* Work to complete: Return all lines below containing the word "ijtimoiy".

**** Material supplied

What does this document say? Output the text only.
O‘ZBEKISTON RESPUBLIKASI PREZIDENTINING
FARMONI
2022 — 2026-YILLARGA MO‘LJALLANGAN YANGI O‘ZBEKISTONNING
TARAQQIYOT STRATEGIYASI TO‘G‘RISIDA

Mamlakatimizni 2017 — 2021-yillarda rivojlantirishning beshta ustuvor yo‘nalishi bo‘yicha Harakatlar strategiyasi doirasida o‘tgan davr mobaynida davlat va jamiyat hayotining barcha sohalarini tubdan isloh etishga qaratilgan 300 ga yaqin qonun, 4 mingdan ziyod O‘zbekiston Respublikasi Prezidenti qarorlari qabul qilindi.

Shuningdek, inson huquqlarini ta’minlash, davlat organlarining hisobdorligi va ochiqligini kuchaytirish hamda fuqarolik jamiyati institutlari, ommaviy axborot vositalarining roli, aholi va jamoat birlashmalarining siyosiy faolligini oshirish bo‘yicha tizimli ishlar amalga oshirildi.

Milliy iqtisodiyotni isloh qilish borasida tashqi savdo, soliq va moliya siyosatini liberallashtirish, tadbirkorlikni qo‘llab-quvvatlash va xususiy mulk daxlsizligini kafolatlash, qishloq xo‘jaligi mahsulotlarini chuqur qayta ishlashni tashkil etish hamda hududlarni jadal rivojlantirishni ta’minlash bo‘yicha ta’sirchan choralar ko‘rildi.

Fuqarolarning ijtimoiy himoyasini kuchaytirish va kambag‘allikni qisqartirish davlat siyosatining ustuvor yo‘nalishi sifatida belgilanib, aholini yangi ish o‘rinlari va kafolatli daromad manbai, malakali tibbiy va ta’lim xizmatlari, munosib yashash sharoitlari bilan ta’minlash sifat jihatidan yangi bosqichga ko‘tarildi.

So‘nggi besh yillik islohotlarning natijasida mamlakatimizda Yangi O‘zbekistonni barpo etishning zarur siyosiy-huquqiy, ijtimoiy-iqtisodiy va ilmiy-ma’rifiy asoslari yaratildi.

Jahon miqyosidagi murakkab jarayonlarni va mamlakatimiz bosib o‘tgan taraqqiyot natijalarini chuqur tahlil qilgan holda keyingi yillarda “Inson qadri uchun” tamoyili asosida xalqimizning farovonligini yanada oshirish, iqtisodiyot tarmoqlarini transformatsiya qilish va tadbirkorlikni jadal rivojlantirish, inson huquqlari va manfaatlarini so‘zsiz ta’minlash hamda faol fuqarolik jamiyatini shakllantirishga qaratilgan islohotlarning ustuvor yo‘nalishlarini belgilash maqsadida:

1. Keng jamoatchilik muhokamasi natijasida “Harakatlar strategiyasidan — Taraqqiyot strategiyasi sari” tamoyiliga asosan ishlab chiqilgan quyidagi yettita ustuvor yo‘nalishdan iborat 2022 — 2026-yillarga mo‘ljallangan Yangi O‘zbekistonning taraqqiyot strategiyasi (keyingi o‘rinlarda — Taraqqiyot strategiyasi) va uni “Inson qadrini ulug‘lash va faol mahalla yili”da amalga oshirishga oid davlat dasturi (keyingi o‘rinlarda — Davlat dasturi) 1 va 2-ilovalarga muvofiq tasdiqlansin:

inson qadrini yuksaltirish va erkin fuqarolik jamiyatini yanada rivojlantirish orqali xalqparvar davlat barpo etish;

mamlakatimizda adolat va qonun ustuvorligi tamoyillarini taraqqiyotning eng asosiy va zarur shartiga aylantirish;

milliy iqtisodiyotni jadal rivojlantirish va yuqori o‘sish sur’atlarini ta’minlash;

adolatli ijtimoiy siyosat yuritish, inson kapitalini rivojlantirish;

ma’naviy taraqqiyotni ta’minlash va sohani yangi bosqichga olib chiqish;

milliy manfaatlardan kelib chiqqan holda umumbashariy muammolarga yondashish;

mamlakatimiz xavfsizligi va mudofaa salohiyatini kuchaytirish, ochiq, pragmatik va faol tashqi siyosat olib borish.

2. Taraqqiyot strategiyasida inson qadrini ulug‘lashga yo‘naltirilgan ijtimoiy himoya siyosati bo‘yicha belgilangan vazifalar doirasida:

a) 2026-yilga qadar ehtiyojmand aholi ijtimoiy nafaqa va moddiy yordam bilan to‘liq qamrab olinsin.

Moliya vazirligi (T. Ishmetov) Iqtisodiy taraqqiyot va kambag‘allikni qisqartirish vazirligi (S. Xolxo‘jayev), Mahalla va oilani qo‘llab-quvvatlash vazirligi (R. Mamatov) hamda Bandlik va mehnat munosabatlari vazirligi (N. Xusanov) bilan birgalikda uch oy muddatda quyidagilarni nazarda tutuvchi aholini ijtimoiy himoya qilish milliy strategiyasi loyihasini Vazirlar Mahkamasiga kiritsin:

********

* Result of the exercise:
Fuqarolarning ijtimoiy himoyasini kuchaytirish va kambag‘allikni qisqartirish davlat siyosatining ustuvor yo‘nalishi sifatida belgilanib, aholini yangi ish o‘rinlari va kafolatli daromad manbai, malakali tibbiy va ta’lim xizmatlari, munosib yashash sharoitlari bilan ta’minlash sifat jihatidan yangi bosqichga ko‘tarildi.
So‘nggi besh yillik islohotlarning natijasida mamlakatimizda Yangi O‘zbekistonni barpo etishning zarur siyosiy-huquqiy, ijtimoiy-iqtisodiy va ilmiy-ma’rifiy asoslari yaratildi.
adolatli ijtimoiy siyosat yuritish, inson kapitalini rivojlantirish;
2. Taraqqiyot strategiyasida inson qadrini ulug‘lashga yo‘naltirilgan ijtimoiy himoya siyosati bo‘yicha belgilangan vazifalar doirasida:
a) 2026-yilga qadar ehtiyojmand aholi ijtimoiy nafaqa va moddiy yordam bilan to‘liq qamrab olinsin.
Moliya vazirligi (T. Ishmetov) Iqtisodiy taraqqiyot va kambag‘allikni qisqartirish vazirligi (S. Xolxo‘jayev), Mahalla va oilani qo‘llab-quvvatlash vazirligi (R. Mamatov) hamda Bandlik va mehnat munosabatlari vazirligi (N. Xusanov) bilan birgalikda uch oy muddatda quyidagilarni nazarda tutuvchi aholini ijtimoiy himoya qilish milliy strategiyasi loyihasini Vazirlar Mahkamasiga kiritsin:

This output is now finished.